**RECORDS SHOWN:**
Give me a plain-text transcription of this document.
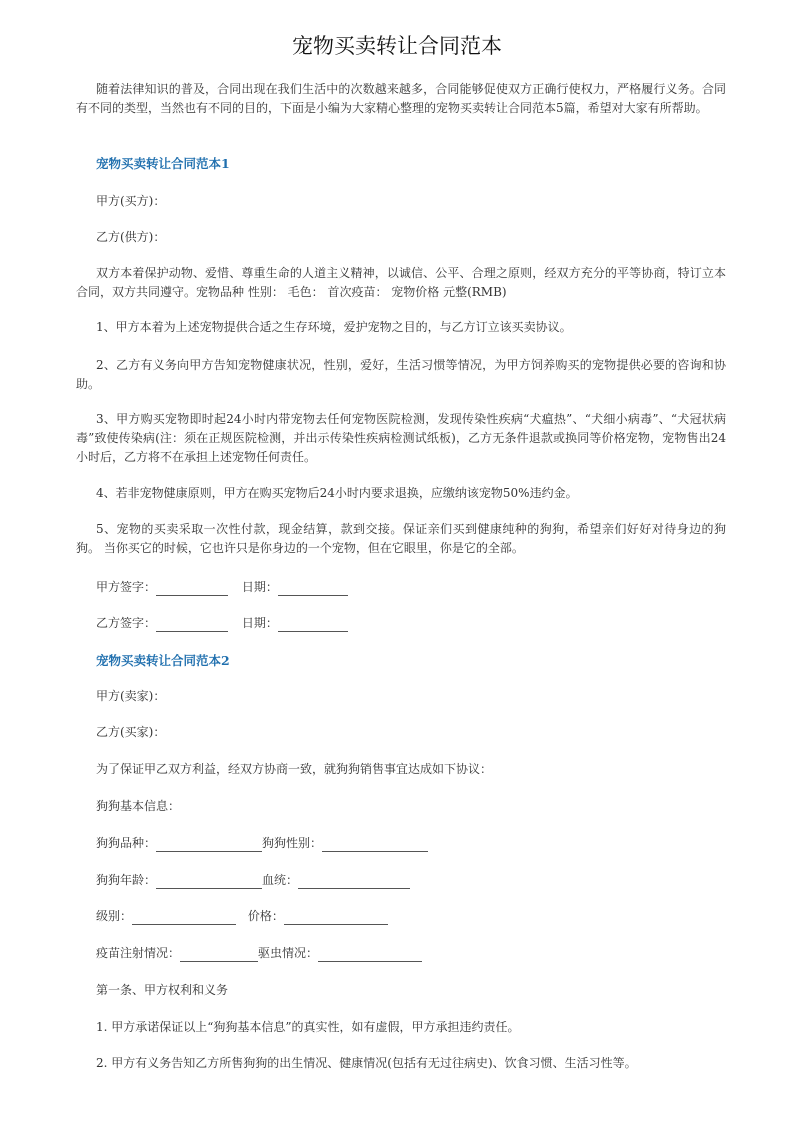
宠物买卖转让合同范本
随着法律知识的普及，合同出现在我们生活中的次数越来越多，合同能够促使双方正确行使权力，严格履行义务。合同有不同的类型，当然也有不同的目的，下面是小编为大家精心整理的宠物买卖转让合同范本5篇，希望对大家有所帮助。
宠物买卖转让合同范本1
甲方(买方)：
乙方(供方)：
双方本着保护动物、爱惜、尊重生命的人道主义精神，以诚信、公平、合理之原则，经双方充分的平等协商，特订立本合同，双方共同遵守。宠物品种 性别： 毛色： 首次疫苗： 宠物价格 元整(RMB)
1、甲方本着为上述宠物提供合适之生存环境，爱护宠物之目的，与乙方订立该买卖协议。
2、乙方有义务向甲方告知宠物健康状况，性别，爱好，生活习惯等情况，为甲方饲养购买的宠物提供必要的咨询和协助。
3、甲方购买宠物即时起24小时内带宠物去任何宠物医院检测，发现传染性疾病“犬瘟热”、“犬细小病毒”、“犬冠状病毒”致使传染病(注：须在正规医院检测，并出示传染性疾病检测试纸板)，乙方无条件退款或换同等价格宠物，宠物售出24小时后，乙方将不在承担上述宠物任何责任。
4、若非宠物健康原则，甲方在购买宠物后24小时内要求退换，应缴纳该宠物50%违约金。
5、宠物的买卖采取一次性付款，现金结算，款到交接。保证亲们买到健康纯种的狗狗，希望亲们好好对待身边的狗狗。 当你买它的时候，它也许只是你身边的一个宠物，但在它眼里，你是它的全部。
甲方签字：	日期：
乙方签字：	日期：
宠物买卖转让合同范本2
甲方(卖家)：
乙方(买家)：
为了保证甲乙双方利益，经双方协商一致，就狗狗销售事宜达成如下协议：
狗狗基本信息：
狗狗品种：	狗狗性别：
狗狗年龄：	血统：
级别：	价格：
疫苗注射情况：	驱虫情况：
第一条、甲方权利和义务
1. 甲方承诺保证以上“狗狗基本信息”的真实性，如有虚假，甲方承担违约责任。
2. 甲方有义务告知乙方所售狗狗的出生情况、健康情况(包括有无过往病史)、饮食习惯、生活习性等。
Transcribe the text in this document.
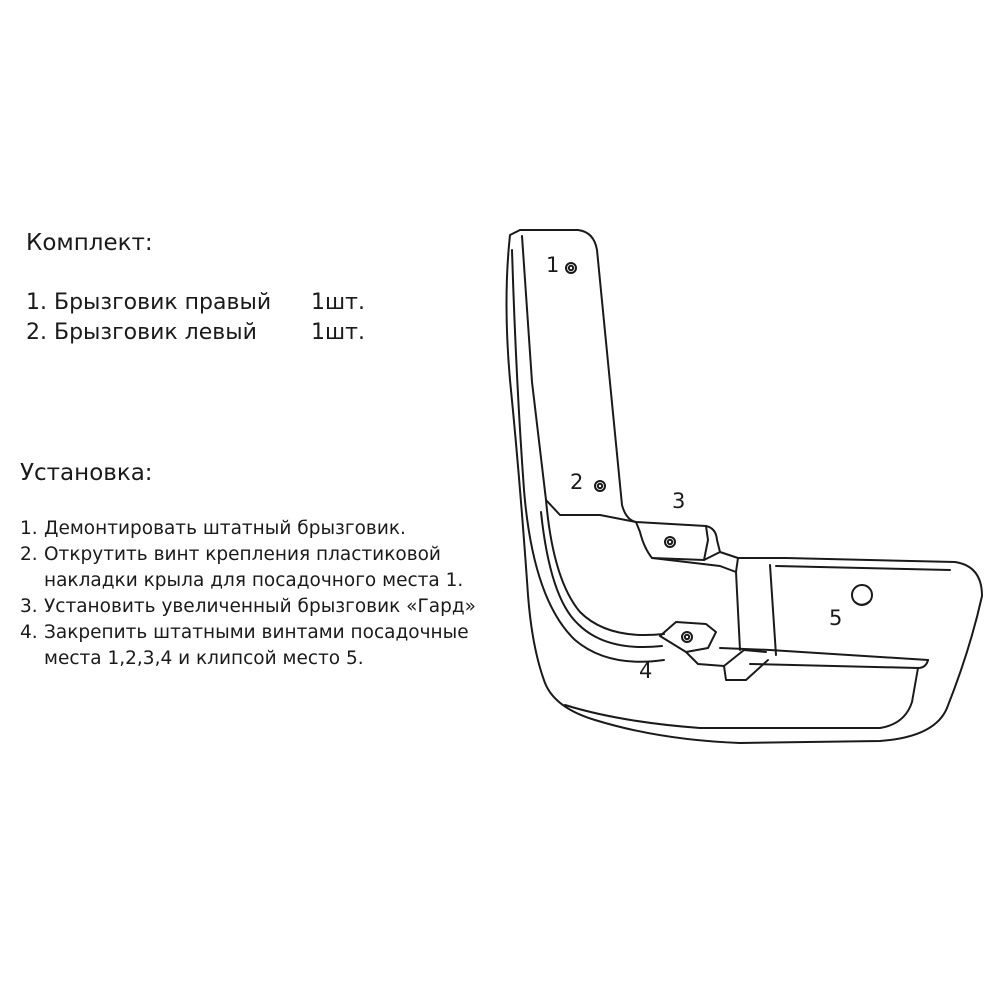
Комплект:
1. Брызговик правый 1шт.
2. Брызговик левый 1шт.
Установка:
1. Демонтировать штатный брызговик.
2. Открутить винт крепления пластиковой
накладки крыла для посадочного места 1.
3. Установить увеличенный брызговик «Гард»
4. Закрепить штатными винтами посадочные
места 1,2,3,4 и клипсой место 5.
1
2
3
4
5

**WORK TO COMPLETE:** Please transcribe the material above exactly as written. Leave the pictures out.

**ANSWER TO THIS PROBLEM:**
Give me a plain-text transcription of this document.
宠物买卖转让合同范本
随着法律知识的普及，合同出现在我们生活中的次数越来越多，合同能够促使双方正确行使权力，严格履行义务。合同有不同的类型，当然也有不同的目的，下面是小编为大家精心整理的宠物买卖转让合同范本5篇，希望对大家有所帮助。
宠物买卖转让合同范本1
甲方(买方)：
乙方(供方)：
双方本着保护动物、爱惜、尊重生命的人道主义精神，以诚信、公平、合理之原则，经双方充分的平等协商，特订立本合同，双方共同遵守。宠物品种 性别： 毛色： 首次疫苗： 宠物价格 元整(RMB)
1、甲方本着为上述宠物提供合适之生存环境，爱护宠物之目的，与乙方订立该买卖协议。
2、乙方有义务向甲方告知宠物健康状况，性别，爱好，生活习惯等情况，为甲方饲养购买的宠物提供必要的咨询和协助。
3、甲方购买宠物即时起24小时内带宠物去任何宠物医院检测，发现传染性疾病“犬瘟热”、“犬细小病毒”、“犬冠状病毒”致使传染病(注：须在正规医院检测，并出示传染性疾病检测试纸板)，乙方无条件退款或换同等价格宠物，宠物售出24小时后，乙方将不在承担上述宠物任何责任。
4、若非宠物健康原则，甲方在购买宠物后24小时内要求退换，应缴纳该宠物50%违约金。
5、宠物的买卖采取一次性付款，现金结算，款到交接。保证亲们买到健康纯种的狗狗，希望亲们好好对待身边的狗狗。 当你买它的时候，它也许只是你身边的一个宠物，但在它眼里，你是它的全部。
甲方签字：	日期：
乙方签字：	日期：
宠物买卖转让合同范本2
甲方(卖家)：
乙方(买家)：
为了保证甲乙双方利益，经双方协商一致，就狗狗销售事宜达成如下协议：
狗狗基本信息：
狗狗品种：	狗狗性别：
狗狗年龄：	血统：
级别：	价格：
疫苗注射情况：	驱虫情况：
第一条、甲方权利和义务
1. 甲方承诺保证以上“狗狗基本信息”的真实性，如有虚假，甲方承担违约责任。
2. 甲方有义务告知乙方所售狗狗的出生情况、健康情况(包括有无过往病史)、饮食习惯、生活习性等。
Transcribe the text in this document.
Комплект:
1. Брызговик правый 1шт.
2. Брызговик левый 1шт.
Установка:
1. Демонтировать штатный брызговик.
2. Открутить винт крепления пластиковой
накладки крыла для посадочного места 1.
3. Установить увеличенный брызговик «Гард»
4. Закрепить штатными винтами посадочные
места 1,2,3,4 и клипсой место 5.
1
2
3
4
5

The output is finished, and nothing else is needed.